*** SUPPLIED MATERIAL Section Begins ***

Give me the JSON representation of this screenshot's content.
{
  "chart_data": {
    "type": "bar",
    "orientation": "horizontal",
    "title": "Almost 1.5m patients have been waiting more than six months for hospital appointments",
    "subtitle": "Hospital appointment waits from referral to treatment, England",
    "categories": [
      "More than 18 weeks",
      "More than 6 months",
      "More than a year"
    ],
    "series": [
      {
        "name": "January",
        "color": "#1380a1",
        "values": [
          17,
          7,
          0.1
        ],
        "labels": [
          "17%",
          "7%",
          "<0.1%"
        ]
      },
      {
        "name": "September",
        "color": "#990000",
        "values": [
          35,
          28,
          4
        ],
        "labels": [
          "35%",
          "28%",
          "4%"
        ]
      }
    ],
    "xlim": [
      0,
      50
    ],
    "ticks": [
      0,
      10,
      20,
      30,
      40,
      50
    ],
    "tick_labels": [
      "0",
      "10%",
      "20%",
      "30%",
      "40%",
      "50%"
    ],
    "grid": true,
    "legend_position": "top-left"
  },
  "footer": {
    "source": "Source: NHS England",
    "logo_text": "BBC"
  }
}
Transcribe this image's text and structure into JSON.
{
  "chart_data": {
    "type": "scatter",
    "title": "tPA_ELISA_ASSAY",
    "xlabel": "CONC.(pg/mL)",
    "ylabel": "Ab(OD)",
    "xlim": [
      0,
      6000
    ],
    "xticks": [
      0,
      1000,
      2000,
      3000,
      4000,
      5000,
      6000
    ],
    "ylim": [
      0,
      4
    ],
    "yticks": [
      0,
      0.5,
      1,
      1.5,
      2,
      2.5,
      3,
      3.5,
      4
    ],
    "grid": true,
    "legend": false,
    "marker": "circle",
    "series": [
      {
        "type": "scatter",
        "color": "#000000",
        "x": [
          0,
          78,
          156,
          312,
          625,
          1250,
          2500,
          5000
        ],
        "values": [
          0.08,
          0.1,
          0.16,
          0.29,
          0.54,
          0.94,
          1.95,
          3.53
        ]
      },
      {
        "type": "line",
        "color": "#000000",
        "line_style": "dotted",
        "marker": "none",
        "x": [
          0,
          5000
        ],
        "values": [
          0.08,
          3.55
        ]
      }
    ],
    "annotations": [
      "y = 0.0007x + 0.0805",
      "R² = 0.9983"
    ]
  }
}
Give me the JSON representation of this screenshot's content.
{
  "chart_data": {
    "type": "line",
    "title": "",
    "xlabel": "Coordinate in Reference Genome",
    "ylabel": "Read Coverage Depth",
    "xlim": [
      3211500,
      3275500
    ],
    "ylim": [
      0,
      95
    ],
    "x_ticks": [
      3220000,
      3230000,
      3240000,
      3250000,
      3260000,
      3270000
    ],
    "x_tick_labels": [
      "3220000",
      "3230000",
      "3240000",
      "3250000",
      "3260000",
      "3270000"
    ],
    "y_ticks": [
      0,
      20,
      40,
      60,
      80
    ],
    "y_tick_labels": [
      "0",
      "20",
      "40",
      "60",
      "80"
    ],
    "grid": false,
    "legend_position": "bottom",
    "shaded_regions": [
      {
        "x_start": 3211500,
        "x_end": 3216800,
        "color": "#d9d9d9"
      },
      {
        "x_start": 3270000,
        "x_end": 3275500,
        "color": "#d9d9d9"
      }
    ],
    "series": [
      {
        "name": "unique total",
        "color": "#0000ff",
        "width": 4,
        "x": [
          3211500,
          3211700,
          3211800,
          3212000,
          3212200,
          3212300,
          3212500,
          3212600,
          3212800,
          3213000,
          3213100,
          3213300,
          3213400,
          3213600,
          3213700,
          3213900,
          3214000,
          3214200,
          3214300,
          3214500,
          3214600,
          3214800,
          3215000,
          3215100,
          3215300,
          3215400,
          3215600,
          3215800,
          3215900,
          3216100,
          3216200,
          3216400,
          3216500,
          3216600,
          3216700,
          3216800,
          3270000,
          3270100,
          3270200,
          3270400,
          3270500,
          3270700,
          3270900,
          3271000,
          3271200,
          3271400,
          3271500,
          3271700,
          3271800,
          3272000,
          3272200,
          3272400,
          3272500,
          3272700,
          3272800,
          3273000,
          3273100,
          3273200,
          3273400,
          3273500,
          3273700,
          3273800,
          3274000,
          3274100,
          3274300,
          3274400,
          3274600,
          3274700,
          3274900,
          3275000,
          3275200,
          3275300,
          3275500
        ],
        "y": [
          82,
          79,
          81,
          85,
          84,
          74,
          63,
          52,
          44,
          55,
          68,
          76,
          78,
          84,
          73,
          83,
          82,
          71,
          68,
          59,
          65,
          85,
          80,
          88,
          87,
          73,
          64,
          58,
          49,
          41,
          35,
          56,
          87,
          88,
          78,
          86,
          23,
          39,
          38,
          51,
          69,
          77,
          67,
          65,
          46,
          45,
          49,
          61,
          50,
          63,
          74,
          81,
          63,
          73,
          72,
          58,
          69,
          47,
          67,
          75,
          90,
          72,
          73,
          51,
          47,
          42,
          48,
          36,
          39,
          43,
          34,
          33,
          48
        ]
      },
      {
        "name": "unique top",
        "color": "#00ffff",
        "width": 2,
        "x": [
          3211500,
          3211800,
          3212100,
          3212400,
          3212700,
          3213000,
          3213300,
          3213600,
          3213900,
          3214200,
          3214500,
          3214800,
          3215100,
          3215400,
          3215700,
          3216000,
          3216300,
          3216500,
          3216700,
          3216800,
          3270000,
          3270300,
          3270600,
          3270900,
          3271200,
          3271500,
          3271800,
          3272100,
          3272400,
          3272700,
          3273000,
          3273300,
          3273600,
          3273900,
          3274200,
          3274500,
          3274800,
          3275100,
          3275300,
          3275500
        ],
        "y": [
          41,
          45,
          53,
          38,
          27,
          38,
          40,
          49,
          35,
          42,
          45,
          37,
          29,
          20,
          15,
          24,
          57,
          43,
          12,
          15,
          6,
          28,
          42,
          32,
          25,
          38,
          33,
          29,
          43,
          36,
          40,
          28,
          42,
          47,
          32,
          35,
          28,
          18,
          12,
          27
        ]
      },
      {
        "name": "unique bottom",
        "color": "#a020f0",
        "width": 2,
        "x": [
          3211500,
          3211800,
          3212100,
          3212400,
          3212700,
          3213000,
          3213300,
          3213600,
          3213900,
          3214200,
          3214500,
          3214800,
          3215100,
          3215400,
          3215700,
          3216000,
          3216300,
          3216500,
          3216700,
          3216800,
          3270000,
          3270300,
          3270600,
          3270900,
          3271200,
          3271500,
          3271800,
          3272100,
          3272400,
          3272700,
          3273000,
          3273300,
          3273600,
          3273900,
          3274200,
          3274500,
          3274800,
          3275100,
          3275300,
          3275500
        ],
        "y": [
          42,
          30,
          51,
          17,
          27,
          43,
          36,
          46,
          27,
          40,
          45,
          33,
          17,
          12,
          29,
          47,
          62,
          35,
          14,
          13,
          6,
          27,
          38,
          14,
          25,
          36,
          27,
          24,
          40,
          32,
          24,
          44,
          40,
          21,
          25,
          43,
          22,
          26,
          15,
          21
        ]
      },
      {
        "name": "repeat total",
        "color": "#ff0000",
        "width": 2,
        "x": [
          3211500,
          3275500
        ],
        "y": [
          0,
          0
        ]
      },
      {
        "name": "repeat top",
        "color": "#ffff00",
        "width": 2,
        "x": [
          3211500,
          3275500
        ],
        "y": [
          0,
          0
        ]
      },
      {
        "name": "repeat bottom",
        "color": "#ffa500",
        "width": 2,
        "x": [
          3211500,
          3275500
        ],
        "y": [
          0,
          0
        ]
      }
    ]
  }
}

*** SUPPLIED MATERIAL Section Ends ***

◆ TASK TO COMPLETE:
The full listing needs to be transcribed exactly.

◆ SOLUTION FOR THIS EXERCISE:
Give me the JSON representation of this screenshot's content.
{
  "chart_data": {
    "type": "bar",
    "orientation": "horizontal",
    "title": "Almost 1.5m patients have been waiting more than six months for hospital appointments",
    "subtitle": "Hospital appointment waits from referral to treatment, England",
    "categories": [
      "More than 18 weeks",
      "More than 6 months",
      "More than a year"
    ],
    "series": [
      {
        "name": "January",
        "color": "#1380a1",
        "values": [
          17,
          7,
          0.1
        ],
        "labels": [
          "17%",
          "7%",
          "<0.1%"
        ]
      },
      {
        "name": "September",
        "color": "#990000",
        "values": [
          35,
          28,
          4
        ],
        "labels": [
          "35%",
          "28%",
          "4%"
        ]
      }
    ],
    "xlim": [
      0,
      50
    ],
    "ticks": [
      0,
      10,
      20,
      30,
      40,
      50
    ],
    "tick_labels": [
      "0",
      "10%",
      "20%",
      "30%",
      "40%",
      "50%"
    ],
    "grid": true,
    "legend_position": "top-left"
  },
  "footer": {
    "source": "Source: NHS England",
    "logo_text": "BBC"
  }
}
Transcribe this image's text and structure into JSON.
{
  "chart_data": {
    "type": "scatter",
    "title": "tPA_ELISA_ASSAY",
    "xlabel": "CONC.(pg/mL)",
    "ylabel": "Ab(OD)",
    "xlim": [
      0,
      6000
    ],
    "xticks": [
      0,
      1000,
      2000,
      3000,
      4000,
      5000,
      6000
    ],
    "ylim": [
      0,
      4
    ],
    "yticks": [
      0,
      0.5,
      1,
      1.5,
      2,
      2.5,
      3,
      3.5,
      4
    ],
    "grid": true,
    "legend": false,
    "marker": "circle",
    "series": [
      {
        "type": "scatter",
        "color": "#000000",
        "x": [
          0,
          78,
          156,
          312,
          625,
          1250,
          2500,
          5000
        ],
        "values": [
          0.08,
          0.1,
          0.16,
          0.29,
          0.54,
          0.94,
          1.95,
          3.53
        ]
      },
      {
        "type": "line",
        "color": "#000000",
        "line_style": "dotted",
        "marker": "none",
        "x": [
          0,
          5000
        ],
        "values": [
          0.08,
          3.55
        ]
      }
    ],
    "annotations": [
      "y = 0.0007x + 0.0805",
      "R² = 0.9983"
    ]
  }
}
Give me the JSON representation of this screenshot's content.
{
  "chart_data": {
    "type": "line",
    "title": "",
    "xlabel": "Coordinate in Reference Genome",
    "ylabel": "Read Coverage Depth",
    "xlim": [
      3211500,
      3275500
    ],
    "ylim": [
      0,
      95
    ],
    "x_ticks": [
      3220000,
      3230000,
      3240000,
      3250000,
      3260000,
      3270000
    ],
    "x_tick_labels": [
      "3220000",
      "3230000",
      "3240000",
      "3250000",
      "3260000",
      "3270000"
    ],
    "y_ticks": [
      0,
      20,
      40,
      60,
      80
    ],
    "y_tick_labels": [
      "0",
      "20",
      "40",
      "60",
      "80"
    ],
    "grid": false,
    "legend_position": "bottom",
    "shaded_regions": [
      {
        "x_start": 3211500,
        "x_end": 3216800,
        "color": "#d9d9d9"
      },
      {
        "x_start": 3270000,
        "x_end": 3275500,
        "color": "#d9d9d9"
      }
    ],
    "series": [
      {
        "name": "unique total",
        "color": "#0000ff",
        "width": 4,
        "x": [
          3211500,
          3211700,
          3211800,
          3212000,
          3212200,
          3212300,
          3212500,
          3212600,
          3212800,
          3213000,
          3213100,
          3213300,
          3213400,
          3213600,
          3213700,
          3213900,
          3214000,
          3214200,
          3214300,
          3214500,
          3214600,
          3214800,
          3215000,
          3215100,
          3215300,
          3215400,
          3215600,
          3215800,
          3215900,
          3216100,
          3216200,
          3216400,
          3216500,
          3216600,
          3216700,
          3216800,
          3270000,
          3270100,
          3270200,
          3270400,
          3270500,
          3270700,
          3270900,
          3271000,
          3271200,
          3271400,
          3271500,
          3271700,
          3271800,
          3272000,
          3272200,
          3272400,
          3272500,
          3272700,
          3272800,
          3273000,
          3273100,
          3273200,
          3273400,
          3273500,
          3273700,
          3273800,
          3274000,
          3274100,
          3274300,
          3274400,
          3274600,
          3274700,
          3274900,
          3275000,
          3275200,
          3275300,
          3275500
        ],
        "y": [
          82,
          79,
          81,
          85,
          84,
          74,
          63,
          52,
          44,
          55,
          68,
          76,
          78,
          84,
          73,
          83,
          82,
          71,
          68,
          59,
          65,
          85,
          80,
          88,
          87,
          73,
          64,
          58,
          49,
          41,
          35,
          56,
          87,
          88,
          78,
          86,
          23,
          39,
          38,
          51,
          69,
          77,
          67,
          65,
          46,
          45,
          49,
          61,
          50,
          63,
          74,
          81,
          63,
          73,
          72,
          58,
          69,
          47,
          67,
          75,
          90,
          72,
          73,
          51,
          47,
          42,
          48,
          36,
          39,
          43,
          34,
          33,
          48
        ]
      },
      {
        "name": "unique top",
        "color": "#00ffff",
        "width": 2,
        "x": [
          3211500,
          3211800,
          3212100,
          3212400,
          3212700,
          3213000,
          3213300,
          3213600,
          3213900,
          3214200,
          3214500,
          3214800,
          3215100,
          3215400,
          3215700,
          3216000,
          3216300,
          3216500,
          3216700,
          3216800,
          3270000,
          3270300,
          3270600,
          3270900,
          3271200,
          3271500,
          3271800,
          3272100,
          3272400,
          3272700,
          3273000,
          3273300,
          3273600,
          3273900,
          3274200,
          3274500,
          3274800,
          3275100,
          3275300,
          3275500
        ],
        "y": [
          41,
          45,
          53,
          38,
          27,
          38,
          40,
          49,
          35,
          42,
          45,
          37,
          29,
          20,
          15,
          24,
          57,
          43,
          12,
          15,
          6,
          28,
          42,
          32,
          25,
          38,
          33,
          29,
          43,
          36,
          40,
          28,
          42,
          47,
          32,
          35,
          28,
          18,
          12,
          27
        ]
      },
      {
        "name": "unique bottom",
        "color": "#a020f0",
        "width": 2,
        "x": [
          3211500,
          3211800,
          3212100,
          3212400,
          3212700,
          3213000,
          3213300,
          3213600,
          3213900,
          3214200,
          3214500,
          3214800,
          3215100,
          3215400,
          3215700,
          3216000,
          3216300,
          3216500,
          3216700,
          3216800,
          3270000,
          3270300,
          3270600,
          3270900,
          3271200,
          3271500,
          3271800,
          3272100,
          3272400,
          3272700,
          3273000,
          3273300,
          3273600,
          3273900,
          3274200,
          3274500,
          3274800,
          3275100,
          3275300,
          3275500
        ],
        "y": [
          42,
          30,
          51,
          17,
          27,
          43,
          36,
          46,
          27,
          40,
          45,
          33,
          17,
          12,
          29,
          47,
          62,
          35,
          14,
          13,
          6,
          27,
          38,
          14,
          25,
          36,
          27,
          24,
          40,
          32,
          24,
          44,
          40,
          21,
          25,
          43,
          22,
          26,
          15,
          21
        ]
      },
      {
        "name": "repeat total",
        "color": "#ff0000",
        "width": 2,
        "x": [
          3211500,
          3275500
        ],
        "y": [
          0,
          0
        ]
      },
      {
        "name": "repeat top",
        "color": "#ffff00",
        "width": 2,
        "x": [
          3211500,
          3275500
        ],
        "y": [
          0,
          0
        ]
      },
      {
        "name": "repeat bottom",
        "color": "#ffa500",
        "width": 2,
        "x": [
          3211500,
          3275500
        ],
        "y": [
          0,
          0
        ]
      }
    ]
  }
}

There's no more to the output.